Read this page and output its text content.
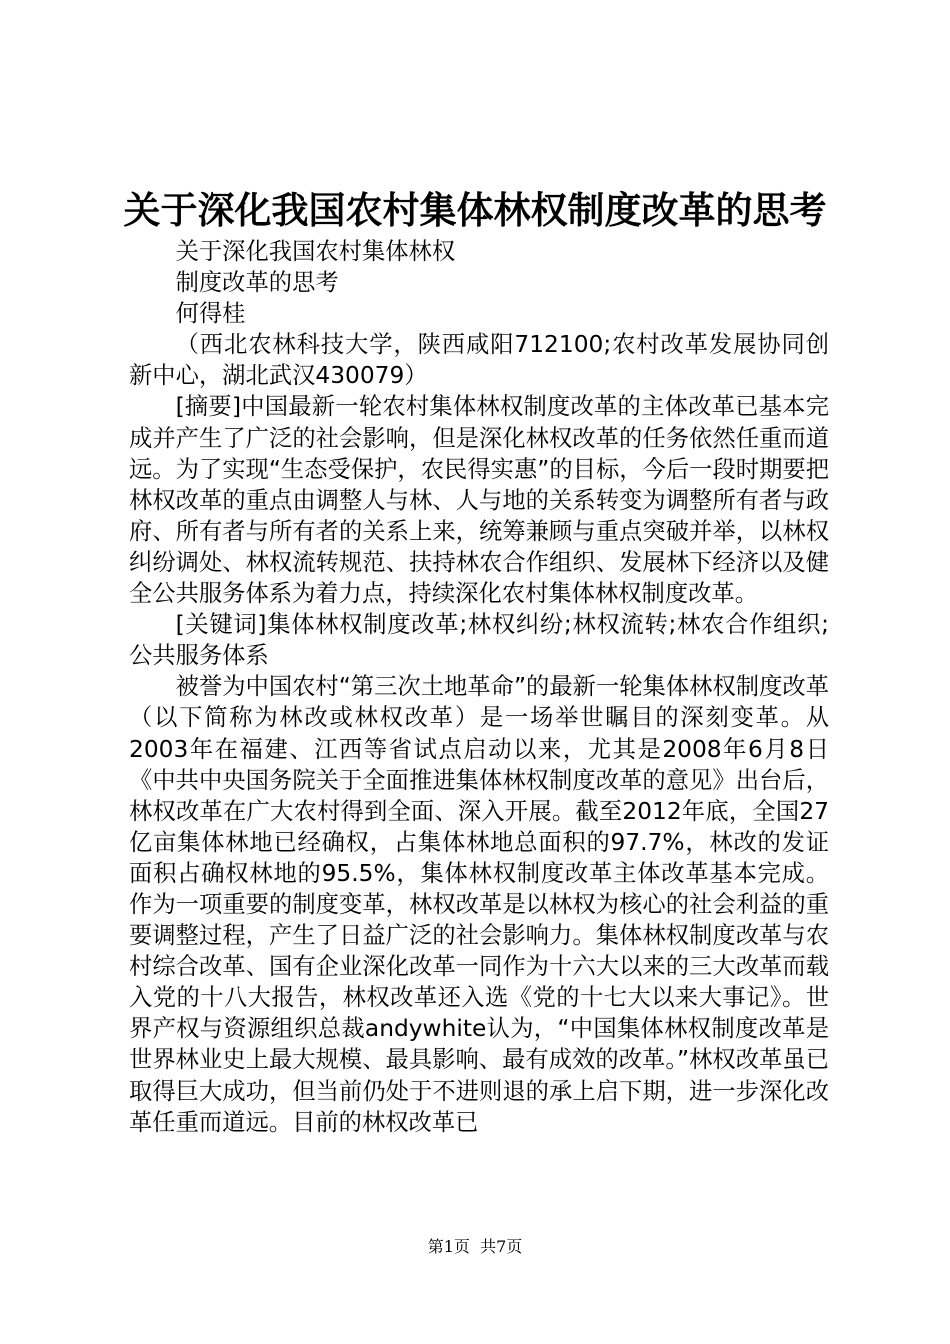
关于深化我国农村集体林权制度改革的思考

关于深化我国农村集体林权

制度改革的思考

何得桂

（西北农林科技大学，陕西咸阳712100;农村改革发展协同创新中心，湖北武汉430079）

[摘要]中国最新一轮农村集体林权制度改革的主体改革已基本完成并产生了广泛的社会影响，但是深化林权改革的任务依然任重而道远。为了实现“生态受保护，农民得实惠”的目标，今后一段时期要把林权改革的重点由调整人与林、人与地的关系转变为调整所有者与政府、所有者与所有者的关系上来，统筹兼顾与重点突破并举，以林权纠纷调处、林权流转规范、扶持林农合作组织、发展林下经济以及健全公共服务体系为着力点，持续深化农村集体林权制度改革。

[关键词]集体林权制度改革;林权纠纷;林权流转;林农合作组织;公共服务体系

被誉为中国农村“第三次土地革命”的最新一轮集体林权制度改革（以下简称为林改或林权改革）是一场举世瞩目的深刻变革。从2003年在福建、江西等省试点启动以来，尤其是2008年6月8日《中共中央国务院关于全面推进集体林权制度改革的意见》出台后，林权改革在广大农村得到全面、深入开展。截至2012年底，全国27亿亩集体林地已经确权，占集体林地总面积的97.7%，林改的发证面积占确权林地的95.5%，集体林权制度改革主体改革基本完成。作为一项重要的制度变革，林权改革是以林权为核心的社会利益的重要调整过程，产生了日益广泛的社会影响力。集体林权制度改革与农村综合改革、国有企业深化改革一同作为十六大以来的三大改革而载入党的十八大报告，林权改革还入选《党的十七大以来大事记》。世界产权与资源组织总裁andywhite认为，“中国集体林权制度改革是世界林业史上最大规模、最具影响、最有成效的改革。”林权改革虽已取得巨大成功，但当前仍处于不进则退的承上启下期，进一步深化改革任重而道远。目前的林权改革已

第1页 共7页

**Exercise description**
All of the records need repeating exactly, except for the pictures.

**Result for this task**
Read this page and output its text content.
关于深化我国农村集体林权制度改革的思考

关于深化我国农村集体林权

制度改革的思考

何得桂

（西北农林科技大学，陕西咸阳712100;农村改革发展协同创新中心，湖北武汉430079）

[摘要]中国最新一轮农村集体林权制度改革的主体改革已基本完成并产生了广泛的社会影响，但是深化林权改革的任务依然任重而道远。为了实现“生态受保护，农民得实惠”的目标，今后一段时期要把林权改革的重点由调整人与林、人与地的关系转变为调整所有者与政府、所有者与所有者的关系上来，统筹兼顾与重点突破并举，以林权纠纷调处、林权流转规范、扶持林农合作组织、发展林下经济以及健全公共服务体系为着力点，持续深化农村集体林权制度改革。

[关键词]集体林权制度改革;林权纠纷;林权流转;林农合作组织;公共服务体系

被誉为中国农村“第三次土地革命”的最新一轮集体林权制度改革（以下简称为林改或林权改革）是一场举世瞩目的深刻变革。从2003年在福建、江西等省试点启动以来，尤其是2008年6月8日《中共中央国务院关于全面推进集体林权制度改革的意见》出台后，林权改革在广大农村得到全面、深入开展。截至2012年底，全国27亿亩集体林地已经确权，占集体林地总面积的97.7%，林改的发证面积占确权林地的95.5%，集体林权制度改革主体改革基本完成。作为一项重要的制度变革，林权改革是以林权为核心的社会利益的重要调整过程，产生了日益广泛的社会影响力。集体林权制度改革与农村综合改革、国有企业深化改革一同作为十六大以来的三大改革而载入党的十八大报告，林权改革还入选《党的十七大以来大事记》。世界产权与资源组织总裁andywhite认为，“中国集体林权制度改革是世界林业史上最大规模、最具影响、最有成效的改革。”林权改革虽已取得巨大成功，但当前仍处于不进则退的承上启下期，进一步深化改革任重而道远。目前的林权改革已

第1页 共7页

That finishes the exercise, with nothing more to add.